— START OF RECORDS TO USE —

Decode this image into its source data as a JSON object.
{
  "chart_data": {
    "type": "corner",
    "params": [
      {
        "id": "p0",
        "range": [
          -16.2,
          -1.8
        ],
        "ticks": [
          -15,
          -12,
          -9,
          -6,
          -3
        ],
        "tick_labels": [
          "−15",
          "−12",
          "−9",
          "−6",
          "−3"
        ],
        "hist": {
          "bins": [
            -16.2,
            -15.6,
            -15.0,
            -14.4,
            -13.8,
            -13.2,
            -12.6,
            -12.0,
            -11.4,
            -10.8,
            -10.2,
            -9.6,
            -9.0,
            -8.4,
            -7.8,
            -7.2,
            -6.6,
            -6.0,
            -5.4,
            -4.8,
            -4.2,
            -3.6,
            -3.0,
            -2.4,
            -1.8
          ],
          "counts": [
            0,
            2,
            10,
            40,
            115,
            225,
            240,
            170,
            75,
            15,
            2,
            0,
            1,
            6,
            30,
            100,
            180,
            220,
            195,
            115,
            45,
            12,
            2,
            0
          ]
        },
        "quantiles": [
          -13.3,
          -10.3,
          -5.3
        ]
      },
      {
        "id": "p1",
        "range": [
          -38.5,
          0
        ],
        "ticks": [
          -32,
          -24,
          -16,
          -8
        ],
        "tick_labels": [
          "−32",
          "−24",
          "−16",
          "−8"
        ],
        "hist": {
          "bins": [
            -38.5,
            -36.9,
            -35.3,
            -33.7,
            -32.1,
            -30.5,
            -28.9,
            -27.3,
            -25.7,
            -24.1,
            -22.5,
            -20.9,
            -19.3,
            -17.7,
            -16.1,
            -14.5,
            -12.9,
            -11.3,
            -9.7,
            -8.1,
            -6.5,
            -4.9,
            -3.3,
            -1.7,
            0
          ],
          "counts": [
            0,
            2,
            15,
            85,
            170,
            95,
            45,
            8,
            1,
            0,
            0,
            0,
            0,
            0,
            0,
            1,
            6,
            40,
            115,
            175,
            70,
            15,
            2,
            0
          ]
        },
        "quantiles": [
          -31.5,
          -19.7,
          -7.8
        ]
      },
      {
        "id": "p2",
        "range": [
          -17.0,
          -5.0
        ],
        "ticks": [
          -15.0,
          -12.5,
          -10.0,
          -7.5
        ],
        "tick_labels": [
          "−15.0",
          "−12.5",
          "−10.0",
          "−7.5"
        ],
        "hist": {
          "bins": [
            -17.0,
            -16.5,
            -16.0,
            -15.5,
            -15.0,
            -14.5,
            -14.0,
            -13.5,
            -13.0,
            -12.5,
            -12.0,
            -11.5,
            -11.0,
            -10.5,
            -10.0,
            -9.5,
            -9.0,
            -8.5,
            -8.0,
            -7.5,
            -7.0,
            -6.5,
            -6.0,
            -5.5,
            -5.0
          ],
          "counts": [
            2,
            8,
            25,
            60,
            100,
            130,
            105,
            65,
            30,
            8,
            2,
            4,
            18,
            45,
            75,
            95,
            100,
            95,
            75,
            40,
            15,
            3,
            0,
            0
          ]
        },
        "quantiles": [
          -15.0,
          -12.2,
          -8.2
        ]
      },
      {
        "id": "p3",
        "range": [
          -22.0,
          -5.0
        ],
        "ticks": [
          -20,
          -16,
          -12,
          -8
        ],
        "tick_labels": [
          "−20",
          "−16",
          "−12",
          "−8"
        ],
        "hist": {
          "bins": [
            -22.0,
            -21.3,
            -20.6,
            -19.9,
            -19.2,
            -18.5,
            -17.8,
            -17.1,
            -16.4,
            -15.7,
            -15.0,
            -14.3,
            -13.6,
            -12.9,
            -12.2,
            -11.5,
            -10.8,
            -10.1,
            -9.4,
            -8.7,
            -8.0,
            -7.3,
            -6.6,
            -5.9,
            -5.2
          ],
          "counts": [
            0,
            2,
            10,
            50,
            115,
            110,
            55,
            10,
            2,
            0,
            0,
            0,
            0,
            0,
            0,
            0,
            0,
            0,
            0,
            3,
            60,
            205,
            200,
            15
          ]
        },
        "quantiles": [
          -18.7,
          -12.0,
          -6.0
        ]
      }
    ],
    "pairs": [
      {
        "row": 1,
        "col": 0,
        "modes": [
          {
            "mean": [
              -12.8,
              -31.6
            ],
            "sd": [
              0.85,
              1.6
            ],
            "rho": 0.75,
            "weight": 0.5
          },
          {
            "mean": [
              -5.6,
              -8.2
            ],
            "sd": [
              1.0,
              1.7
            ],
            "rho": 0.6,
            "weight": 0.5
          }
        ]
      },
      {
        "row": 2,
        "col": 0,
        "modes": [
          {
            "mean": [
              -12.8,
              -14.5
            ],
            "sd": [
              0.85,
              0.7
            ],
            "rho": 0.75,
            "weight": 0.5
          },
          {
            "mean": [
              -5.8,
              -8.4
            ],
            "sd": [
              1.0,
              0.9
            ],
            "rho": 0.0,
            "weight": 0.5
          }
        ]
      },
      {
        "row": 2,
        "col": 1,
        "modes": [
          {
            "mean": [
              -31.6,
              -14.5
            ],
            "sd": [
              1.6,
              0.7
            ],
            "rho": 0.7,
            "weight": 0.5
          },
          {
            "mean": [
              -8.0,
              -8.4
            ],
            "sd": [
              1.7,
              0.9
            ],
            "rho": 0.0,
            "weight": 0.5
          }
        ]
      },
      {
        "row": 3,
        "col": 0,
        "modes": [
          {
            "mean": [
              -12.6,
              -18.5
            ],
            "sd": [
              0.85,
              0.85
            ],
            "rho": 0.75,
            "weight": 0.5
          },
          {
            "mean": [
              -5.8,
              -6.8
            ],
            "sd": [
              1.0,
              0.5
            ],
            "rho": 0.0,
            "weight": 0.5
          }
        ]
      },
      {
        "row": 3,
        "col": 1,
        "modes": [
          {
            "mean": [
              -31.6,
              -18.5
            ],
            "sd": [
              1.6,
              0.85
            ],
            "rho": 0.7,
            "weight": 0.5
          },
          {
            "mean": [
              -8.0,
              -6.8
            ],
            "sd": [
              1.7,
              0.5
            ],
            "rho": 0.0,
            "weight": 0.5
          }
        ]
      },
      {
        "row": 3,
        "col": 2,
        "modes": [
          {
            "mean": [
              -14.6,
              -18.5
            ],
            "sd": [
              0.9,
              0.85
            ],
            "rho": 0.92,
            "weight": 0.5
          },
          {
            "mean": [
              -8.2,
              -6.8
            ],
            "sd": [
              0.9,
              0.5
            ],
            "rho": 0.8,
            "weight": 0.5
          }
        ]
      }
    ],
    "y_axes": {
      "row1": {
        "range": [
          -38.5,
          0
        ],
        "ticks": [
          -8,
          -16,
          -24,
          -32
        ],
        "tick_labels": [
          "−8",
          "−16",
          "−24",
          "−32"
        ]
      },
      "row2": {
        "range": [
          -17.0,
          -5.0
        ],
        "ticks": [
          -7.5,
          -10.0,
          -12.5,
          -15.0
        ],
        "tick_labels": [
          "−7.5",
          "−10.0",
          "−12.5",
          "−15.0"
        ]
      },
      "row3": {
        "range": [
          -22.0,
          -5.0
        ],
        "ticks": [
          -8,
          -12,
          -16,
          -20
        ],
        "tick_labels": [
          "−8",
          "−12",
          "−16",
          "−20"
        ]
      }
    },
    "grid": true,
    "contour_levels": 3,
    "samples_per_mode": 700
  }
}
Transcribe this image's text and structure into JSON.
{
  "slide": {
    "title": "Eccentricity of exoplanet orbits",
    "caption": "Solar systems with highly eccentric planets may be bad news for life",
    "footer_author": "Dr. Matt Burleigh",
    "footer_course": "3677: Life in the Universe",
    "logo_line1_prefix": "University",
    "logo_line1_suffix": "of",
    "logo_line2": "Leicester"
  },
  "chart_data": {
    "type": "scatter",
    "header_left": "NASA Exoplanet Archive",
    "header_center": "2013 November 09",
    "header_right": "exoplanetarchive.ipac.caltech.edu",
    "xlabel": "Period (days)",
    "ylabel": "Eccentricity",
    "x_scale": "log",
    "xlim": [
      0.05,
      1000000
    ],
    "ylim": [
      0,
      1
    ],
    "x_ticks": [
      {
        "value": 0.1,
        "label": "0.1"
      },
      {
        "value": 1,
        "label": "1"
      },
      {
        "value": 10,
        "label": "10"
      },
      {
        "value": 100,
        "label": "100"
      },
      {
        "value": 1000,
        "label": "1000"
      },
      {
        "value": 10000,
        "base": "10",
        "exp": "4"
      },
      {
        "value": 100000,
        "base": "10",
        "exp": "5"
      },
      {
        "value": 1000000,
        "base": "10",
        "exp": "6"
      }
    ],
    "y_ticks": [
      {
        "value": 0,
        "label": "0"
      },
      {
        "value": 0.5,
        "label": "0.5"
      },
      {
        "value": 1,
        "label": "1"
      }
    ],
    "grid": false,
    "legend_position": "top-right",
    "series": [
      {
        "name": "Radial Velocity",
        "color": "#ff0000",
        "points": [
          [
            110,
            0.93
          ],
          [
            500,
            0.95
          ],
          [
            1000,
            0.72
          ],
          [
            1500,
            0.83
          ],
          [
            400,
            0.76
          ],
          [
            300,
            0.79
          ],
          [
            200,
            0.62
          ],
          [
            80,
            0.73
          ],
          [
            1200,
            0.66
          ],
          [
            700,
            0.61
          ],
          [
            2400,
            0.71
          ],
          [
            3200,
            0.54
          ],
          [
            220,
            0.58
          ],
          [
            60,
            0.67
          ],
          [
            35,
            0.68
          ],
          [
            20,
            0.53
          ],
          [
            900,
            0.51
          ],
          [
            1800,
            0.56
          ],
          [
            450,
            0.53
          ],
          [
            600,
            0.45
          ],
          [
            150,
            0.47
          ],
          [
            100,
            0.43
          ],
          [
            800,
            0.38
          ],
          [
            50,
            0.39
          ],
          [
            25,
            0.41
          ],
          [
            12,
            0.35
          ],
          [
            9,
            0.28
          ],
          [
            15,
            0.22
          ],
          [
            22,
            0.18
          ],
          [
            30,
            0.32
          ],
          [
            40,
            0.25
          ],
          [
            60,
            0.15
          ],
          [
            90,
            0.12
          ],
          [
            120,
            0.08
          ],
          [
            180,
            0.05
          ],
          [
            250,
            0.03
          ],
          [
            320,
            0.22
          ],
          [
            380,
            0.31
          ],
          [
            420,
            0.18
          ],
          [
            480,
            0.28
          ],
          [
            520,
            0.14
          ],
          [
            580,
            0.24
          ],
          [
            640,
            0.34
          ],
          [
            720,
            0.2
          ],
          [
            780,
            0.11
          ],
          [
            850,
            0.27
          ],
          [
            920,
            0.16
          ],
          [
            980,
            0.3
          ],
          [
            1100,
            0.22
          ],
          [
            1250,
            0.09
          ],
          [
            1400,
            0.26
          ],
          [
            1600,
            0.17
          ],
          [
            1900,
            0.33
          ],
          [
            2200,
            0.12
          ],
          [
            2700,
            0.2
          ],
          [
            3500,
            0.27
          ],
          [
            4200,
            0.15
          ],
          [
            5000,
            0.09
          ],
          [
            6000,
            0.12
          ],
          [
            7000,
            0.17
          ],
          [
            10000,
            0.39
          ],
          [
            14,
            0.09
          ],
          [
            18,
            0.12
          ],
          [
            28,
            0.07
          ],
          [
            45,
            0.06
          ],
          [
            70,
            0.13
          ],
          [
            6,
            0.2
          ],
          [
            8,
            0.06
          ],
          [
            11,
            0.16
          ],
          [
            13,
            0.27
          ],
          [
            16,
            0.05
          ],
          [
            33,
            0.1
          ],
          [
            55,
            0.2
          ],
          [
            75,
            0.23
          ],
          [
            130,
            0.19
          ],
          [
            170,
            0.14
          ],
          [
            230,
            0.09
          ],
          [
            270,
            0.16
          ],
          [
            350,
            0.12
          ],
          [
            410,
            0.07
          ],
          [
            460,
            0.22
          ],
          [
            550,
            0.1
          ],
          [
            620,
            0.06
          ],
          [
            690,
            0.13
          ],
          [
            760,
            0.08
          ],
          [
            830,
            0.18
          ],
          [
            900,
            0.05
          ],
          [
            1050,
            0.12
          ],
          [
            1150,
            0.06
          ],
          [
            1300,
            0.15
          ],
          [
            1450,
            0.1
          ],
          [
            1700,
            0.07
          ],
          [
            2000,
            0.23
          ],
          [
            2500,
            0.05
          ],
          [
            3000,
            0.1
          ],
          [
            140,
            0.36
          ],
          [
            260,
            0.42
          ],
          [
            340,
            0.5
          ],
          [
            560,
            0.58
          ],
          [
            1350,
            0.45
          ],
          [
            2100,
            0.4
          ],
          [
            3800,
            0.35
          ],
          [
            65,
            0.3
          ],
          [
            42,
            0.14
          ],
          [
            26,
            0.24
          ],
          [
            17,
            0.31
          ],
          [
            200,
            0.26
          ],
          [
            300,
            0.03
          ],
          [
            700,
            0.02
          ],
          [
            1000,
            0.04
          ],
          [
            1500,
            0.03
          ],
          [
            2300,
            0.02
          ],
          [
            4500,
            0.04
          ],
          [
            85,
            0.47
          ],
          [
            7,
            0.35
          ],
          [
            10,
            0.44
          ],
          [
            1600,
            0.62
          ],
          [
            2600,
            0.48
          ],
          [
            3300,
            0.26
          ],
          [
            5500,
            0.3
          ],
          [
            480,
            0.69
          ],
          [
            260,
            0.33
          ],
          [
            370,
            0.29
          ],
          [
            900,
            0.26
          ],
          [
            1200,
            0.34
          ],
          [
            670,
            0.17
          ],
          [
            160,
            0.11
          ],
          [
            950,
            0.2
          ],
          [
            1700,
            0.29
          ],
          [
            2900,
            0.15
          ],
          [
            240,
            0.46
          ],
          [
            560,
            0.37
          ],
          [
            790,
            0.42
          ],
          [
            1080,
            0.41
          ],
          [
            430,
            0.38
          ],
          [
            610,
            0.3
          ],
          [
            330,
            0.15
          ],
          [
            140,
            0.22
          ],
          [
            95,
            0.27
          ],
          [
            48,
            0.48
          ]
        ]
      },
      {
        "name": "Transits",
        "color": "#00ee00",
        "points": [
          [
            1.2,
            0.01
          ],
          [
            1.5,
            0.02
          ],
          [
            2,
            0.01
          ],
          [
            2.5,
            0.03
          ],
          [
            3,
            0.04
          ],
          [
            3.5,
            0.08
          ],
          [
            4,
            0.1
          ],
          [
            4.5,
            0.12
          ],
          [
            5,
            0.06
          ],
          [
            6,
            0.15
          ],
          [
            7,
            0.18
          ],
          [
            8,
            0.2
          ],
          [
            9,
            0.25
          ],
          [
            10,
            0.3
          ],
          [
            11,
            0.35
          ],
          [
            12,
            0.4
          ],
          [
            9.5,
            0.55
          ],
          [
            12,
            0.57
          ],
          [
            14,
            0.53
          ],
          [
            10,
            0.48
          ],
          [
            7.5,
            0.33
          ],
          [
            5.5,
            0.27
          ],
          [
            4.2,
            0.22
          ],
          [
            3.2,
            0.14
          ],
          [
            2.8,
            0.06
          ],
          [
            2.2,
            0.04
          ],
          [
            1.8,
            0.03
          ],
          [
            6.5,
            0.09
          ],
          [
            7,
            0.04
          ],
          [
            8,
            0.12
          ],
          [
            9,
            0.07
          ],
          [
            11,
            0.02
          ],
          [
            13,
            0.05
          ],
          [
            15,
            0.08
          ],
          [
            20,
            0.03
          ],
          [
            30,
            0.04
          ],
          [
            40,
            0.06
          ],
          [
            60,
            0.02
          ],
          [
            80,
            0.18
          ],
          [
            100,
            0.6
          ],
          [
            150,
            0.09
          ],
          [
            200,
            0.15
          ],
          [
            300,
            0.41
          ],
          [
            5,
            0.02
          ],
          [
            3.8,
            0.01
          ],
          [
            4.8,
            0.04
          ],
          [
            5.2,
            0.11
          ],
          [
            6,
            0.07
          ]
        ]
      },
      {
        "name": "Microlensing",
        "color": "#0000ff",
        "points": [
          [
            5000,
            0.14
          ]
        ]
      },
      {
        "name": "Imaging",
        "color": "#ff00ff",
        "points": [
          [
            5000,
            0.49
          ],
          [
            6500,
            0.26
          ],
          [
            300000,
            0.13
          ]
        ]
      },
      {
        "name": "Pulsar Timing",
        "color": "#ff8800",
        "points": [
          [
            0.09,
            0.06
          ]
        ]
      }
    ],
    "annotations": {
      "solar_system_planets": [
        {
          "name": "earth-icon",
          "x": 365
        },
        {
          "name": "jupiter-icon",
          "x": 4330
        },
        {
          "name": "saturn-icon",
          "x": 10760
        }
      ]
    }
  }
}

— END OF RECORDS TO USE —

(WHAT IS REQUIRED) Find the word "image" in the entries above and gather every line that holds it.

(COMPLETE RESPONSE)
Decode this image into its source data as a JSON object.
Transcribe this image's text and structure into JSON.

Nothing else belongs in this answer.